§ **Textauszug**:
------------------------------------

Crabbel: Wenn Sie zurückblicken: Welcher Auftritt ist Ihnen besonders in Erinnerung geblieben und warum?
Jana Korb: Da kann ich mich nicht entscheiden, da gibt es so viele!!!
Mein erster Auftritt in Prag 2004, im Divadlo Alfred ve Dvore, der Prager Stätte für Nonverbal und Physical Theater. Es war mein erster Auftritt außerhalb der Performance- und Show-Kunst-Szene, das erste Mal im Kontext experimentellen Theaters. Der Blick des Prager Publikums war unglaublich offen, seine Kenntnis der darstellenden Künste aber detailliert und tief. Ich hatte noch nie so schöne Publikums-Gespräche geführt.

------------------------------------

(Auflistungen von Elementen und Boxen)
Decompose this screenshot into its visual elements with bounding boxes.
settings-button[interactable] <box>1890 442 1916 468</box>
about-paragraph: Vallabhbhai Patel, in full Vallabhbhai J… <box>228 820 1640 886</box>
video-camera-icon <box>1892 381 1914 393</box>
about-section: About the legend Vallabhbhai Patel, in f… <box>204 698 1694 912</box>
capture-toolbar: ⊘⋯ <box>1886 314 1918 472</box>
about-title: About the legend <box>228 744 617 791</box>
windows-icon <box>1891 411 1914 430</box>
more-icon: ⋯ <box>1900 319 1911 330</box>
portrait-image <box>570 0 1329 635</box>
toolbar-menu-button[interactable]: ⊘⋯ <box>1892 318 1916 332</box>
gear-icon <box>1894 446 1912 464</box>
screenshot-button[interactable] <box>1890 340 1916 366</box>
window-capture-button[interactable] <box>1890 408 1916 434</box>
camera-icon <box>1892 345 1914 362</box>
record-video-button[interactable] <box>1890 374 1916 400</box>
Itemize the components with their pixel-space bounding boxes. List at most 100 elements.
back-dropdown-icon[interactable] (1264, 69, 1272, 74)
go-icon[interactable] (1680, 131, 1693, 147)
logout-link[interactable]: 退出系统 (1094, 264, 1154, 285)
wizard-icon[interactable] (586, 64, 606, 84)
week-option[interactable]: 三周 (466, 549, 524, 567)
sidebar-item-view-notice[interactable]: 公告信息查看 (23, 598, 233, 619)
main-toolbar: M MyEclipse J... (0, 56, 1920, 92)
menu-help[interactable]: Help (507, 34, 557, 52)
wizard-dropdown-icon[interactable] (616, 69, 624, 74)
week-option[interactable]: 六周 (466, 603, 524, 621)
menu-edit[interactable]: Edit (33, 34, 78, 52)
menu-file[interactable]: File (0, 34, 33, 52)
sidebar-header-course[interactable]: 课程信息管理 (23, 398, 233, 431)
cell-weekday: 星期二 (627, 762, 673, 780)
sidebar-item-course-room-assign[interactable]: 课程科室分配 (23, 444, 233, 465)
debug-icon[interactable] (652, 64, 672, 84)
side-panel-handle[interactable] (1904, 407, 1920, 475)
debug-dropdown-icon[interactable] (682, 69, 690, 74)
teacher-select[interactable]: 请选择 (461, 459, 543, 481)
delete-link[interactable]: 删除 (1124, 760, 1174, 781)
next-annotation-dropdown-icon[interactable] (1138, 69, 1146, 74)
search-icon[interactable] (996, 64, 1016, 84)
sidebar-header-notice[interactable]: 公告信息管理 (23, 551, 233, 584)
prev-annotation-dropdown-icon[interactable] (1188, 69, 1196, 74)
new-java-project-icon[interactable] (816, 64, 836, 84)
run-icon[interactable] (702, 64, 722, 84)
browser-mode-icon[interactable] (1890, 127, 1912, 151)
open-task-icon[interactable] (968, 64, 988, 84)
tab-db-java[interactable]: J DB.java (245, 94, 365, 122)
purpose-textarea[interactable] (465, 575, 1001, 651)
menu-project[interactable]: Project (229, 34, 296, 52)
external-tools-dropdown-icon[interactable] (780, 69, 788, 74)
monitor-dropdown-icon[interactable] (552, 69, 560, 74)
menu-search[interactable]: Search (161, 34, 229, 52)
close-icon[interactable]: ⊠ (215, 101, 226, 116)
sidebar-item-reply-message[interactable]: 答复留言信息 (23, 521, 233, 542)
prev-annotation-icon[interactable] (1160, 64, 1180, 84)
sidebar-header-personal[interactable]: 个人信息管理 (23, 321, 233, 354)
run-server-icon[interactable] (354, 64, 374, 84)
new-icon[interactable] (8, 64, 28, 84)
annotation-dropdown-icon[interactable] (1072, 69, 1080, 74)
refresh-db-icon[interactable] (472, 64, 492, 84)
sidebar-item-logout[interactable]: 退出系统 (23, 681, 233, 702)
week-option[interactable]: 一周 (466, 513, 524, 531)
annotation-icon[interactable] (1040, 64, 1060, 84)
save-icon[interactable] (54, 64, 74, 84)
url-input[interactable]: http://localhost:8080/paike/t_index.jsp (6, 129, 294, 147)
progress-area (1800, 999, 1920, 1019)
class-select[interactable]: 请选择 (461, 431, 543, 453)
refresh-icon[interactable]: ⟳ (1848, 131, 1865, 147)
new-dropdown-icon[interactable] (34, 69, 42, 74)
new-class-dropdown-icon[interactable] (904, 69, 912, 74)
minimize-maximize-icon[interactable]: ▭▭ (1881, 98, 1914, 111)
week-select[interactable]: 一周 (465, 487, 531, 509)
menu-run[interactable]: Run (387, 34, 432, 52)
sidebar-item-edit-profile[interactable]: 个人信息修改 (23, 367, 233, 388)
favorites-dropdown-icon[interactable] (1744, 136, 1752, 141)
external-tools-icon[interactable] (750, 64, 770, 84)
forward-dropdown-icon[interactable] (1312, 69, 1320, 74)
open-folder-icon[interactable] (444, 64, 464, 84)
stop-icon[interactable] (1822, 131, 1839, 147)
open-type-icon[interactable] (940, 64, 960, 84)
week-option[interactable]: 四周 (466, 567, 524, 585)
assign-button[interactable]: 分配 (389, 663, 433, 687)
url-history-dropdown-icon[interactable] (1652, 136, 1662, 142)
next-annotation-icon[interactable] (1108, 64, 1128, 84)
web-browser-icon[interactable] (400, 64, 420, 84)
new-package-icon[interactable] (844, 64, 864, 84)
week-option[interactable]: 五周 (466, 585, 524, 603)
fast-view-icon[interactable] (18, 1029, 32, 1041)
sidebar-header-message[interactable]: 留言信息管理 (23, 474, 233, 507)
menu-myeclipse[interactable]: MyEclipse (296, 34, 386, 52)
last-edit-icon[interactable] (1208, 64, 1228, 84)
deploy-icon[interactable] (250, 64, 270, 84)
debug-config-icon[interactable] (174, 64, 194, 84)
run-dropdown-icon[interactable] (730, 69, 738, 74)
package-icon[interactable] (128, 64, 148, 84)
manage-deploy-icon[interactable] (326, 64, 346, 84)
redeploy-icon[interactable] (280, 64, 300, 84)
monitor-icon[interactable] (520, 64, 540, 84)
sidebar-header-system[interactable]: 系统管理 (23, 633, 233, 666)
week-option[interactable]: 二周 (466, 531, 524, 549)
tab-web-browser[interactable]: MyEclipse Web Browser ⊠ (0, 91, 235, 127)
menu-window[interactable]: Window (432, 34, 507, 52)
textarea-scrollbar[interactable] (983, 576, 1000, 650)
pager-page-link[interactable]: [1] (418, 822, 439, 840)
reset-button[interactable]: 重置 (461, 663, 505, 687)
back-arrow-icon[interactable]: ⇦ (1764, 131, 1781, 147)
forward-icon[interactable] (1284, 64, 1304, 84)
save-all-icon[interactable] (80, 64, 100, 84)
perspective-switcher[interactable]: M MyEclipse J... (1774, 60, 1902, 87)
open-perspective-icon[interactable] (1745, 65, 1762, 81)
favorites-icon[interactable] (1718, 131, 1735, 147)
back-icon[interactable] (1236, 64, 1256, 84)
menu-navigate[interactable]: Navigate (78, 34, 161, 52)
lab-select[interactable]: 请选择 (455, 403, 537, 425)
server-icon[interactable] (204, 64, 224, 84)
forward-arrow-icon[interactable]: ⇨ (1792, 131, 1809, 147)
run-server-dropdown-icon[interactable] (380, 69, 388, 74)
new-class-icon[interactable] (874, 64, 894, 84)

------------------------------------

§ **Aufgabe 1**:
Tausche im Interview mit Jana Korb in dem Teil, der mit den Worten „Crabbel: Wenn Sie“ beginnt und mit „es so viele!!!“ endet, „Auftritt“ gegen „Abend“ aus und gib diesen Teil wieder.
§ **Aufgabe 2**:
Führe das Interview mit Jana Korb ab der Stelle fort, an der es endet.
Die Zeilen spielen hierfür keine Rolle.

§ **Ergebnis 1**:
Crabbel: Wenn Sie zurückblicken: Welcher Abend ist Ihnen besonders in Erinnerung geblieben und warum?
Jana Korb: Da kann ich mich nicht entscheiden, da gibt es so viele!!!

§ **Ergebnis 2**:
Und immer wieder gibt es Auftritte, bei denen ich das Publikum zutiefst berühre: gerade dieses Wochenende habe ich Frau Vladusch in Belgien gespielt und eine Frau kam mit Tränen in den Augen zu mir und hat sich bedankt. Das sind so Momente, wo mir am deutlichsten klar wird, wofür mir meine Kunst wichtig ist!
Crabbel: Was ist für Sie das schönste an Ihrem Beruf?
Jana Korb: Wenn ich mit meinen Geschichten Menschen berühre und dieses gespiegelt bekomme. Wenn ich die Energie im Spiel spüre, welche ich dem Publikum gebe und die vielfach vom Publikum zurückkommt, das ist das größte Geschenk, das ich dann im selben Moment um ein vielfaches wieder zurückgeben kann. Wenn ich mit wunderbaren Kolleginnen zusammenarbeiten kann, mich austauschen kann und zusammen kreieren kann.
Und dass ich Körper und Geist gleichermaßen fordern und fördern kann, das freut mich immer wieder.
Crabbel: Wo sehen Sie sich in 5 Jahren?
Jana Korb: Ich mache weiter! Ich kann und will nichts anderes: Kreieren, Spielen, Touren!
Crabbel: Vielen Dank!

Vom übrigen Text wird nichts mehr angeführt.